- **必做任务**
1. 阅读下方的 Flink checkpoint 源码分析文章，回答以下问题：
(a) 作者所在公司使用的 flink 是哪个版本？
(b) Flink 的 checkpoint 过程依赖于哪种算法？
(c) executions 中存放的是什么节点？
2. 从下方 Flink checkpoint 源码分析文章的最后一句之后往下续写。

Flink checkpoint 源码分析- Flink Checkpoint 触发流程分析

序言

最近因为工作需要在阅读flink checkpoint处理机制,学习的过程中记录下来,并分享给大家。也算是学习并记录。

目前公司使用的flink版本为1.11。因此以下的分析都是基于1.11版本来的。

在分享前可以简单对flink checkpoint机制做一个大致的了解。

Flink的checkpoint的过程依赖于异步屏障快照算法,该算法在《Lightweight Asynchronous Snapshots for Distributed Dataflows》这篇paper中被提出。理解了这篇paper也就明白了flink的chekpoint机制。paper整体来说比较简单易懂,下面简单介绍下paper的大体内容和核心的算法。

[1] 引用:Flink Checkpoint原理解析 - 知乎

代码分析

Flink checkpoint 的触发是通过CheckpointCoordinator 的定时线程完后。

	private ScheduledFuture<?> scheduleTriggerWithDelay(long initDelay) {
		return timer.scheduleAtFixedRate(
			new ScheduledTrigger(),
			initDelay, baseInterval, TimeUnit.MILLISECONDS);
	}

之后通过snapshotTaskState RPC的调用来实现触发checkpoint的

代码中遍历executions 来触发checkpoint,那么executions是什么东西呢?

Flink 代码中维护了一个叫tasksToTrigger的数组。

这个地方向前追溯,可以一直到jobgrap的生成。从名字和代码就可以看出,这个里面存的是没有inputchannel的节点,source节点没有inputchannel,所以回答上面的问题,executions 中是source节点,也就是做checkpoint 时 checkpointcoordinate 会给source节点发送rpc。

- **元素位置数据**
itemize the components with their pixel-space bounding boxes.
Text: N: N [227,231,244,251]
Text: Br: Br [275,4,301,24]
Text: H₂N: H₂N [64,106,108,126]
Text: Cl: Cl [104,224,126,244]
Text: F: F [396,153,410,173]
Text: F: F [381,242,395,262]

- **各题答案**
1.
(a) 1.11 版本。
(b) 异步屏障快照算法。
(c) source 节点，也就是没有 inputchannel 的节点。

2.
通过一个很长亮度的调用,最后到了SubtaskCheckpointCoordinatorImpl 中的

java 复制代码
public void checkpointState(
			CheckpointMetaData metadata,
			CheckpointOptions options,
			CheckpointMetricsBuilder metrics,
			OperatorChain<?, ?> operatorChain,
			Supplier<Boolean> isCanceled) throws Exception {

		checkNotNull(options);
		checkNotNull(metrics);

		// All of the following steps happen as an atomic step from the perspective of barriers and
		// records/watermarks/timers/callbacks.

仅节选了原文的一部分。